** REQUIRED WORK **
Pick out the lines containing "duration".

** DATA SHOWN **
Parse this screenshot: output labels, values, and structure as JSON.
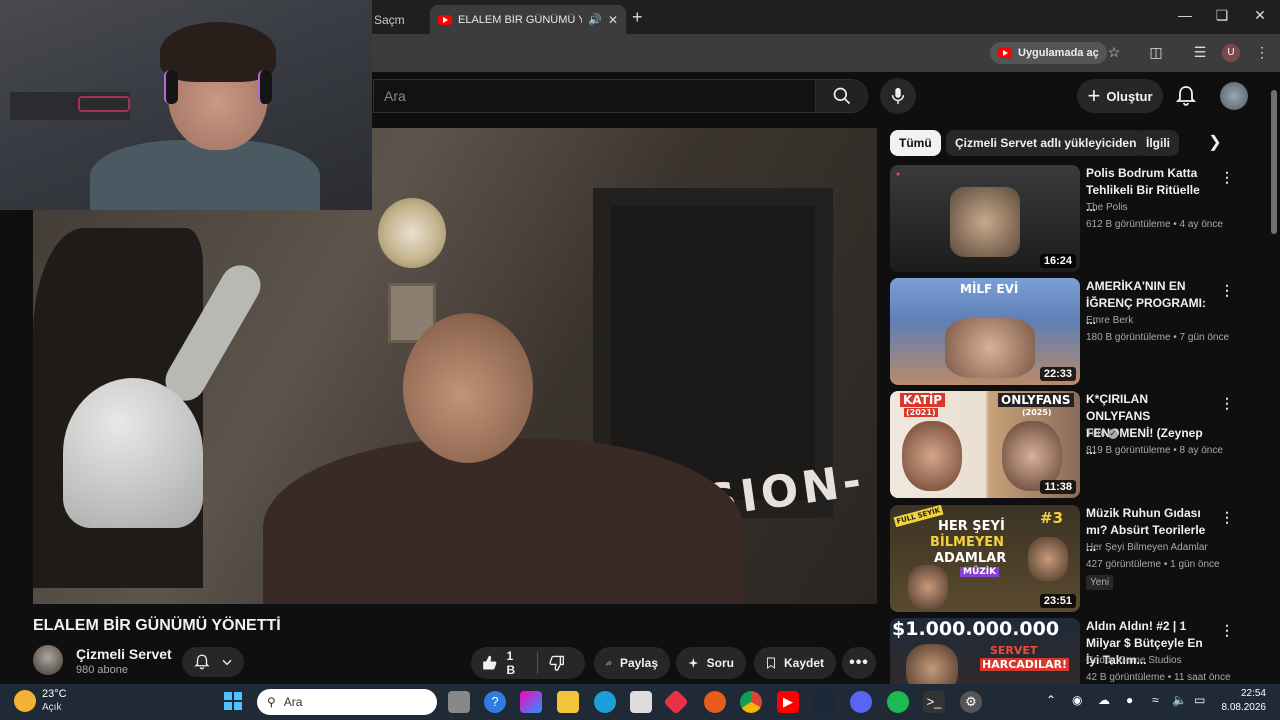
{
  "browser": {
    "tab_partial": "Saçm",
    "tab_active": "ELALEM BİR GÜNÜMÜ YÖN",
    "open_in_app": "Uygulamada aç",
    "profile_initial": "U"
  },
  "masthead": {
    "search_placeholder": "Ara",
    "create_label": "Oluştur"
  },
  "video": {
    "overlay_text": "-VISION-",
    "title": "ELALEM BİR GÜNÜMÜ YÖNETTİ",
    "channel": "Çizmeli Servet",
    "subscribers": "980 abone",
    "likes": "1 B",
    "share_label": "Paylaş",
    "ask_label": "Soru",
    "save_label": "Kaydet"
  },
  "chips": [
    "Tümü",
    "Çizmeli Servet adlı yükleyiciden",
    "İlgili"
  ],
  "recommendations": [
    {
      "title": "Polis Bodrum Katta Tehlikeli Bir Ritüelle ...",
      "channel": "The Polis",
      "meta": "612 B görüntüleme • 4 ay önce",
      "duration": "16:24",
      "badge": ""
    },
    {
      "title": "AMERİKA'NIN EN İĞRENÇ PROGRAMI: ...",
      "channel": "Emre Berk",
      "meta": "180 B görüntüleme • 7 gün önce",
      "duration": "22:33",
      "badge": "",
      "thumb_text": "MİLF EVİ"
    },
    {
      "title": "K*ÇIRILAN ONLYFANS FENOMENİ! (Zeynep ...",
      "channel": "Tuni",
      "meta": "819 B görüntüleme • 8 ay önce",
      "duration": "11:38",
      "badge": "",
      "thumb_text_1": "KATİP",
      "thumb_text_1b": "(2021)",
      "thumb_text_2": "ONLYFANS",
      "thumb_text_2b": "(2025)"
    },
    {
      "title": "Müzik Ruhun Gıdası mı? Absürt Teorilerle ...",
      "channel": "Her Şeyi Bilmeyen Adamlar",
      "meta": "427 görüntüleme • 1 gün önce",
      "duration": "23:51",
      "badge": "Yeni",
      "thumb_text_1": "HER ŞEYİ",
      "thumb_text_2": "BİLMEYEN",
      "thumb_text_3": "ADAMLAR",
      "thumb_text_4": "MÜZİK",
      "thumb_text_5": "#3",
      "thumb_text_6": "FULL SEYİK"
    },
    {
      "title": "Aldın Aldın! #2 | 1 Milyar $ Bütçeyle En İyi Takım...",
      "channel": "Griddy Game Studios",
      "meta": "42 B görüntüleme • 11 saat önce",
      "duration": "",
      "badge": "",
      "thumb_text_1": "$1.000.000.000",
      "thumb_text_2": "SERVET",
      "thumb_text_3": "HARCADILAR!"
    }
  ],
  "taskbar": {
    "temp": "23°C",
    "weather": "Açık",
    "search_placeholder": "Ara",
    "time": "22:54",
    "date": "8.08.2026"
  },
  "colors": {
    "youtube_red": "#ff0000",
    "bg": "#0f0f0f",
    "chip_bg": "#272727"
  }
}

** RIGHT ANSWER **
      "duration": "16:24",
      "duration": "22:33",
      "duration": "11:38",
      "duration": "23:51",
      "duration": "",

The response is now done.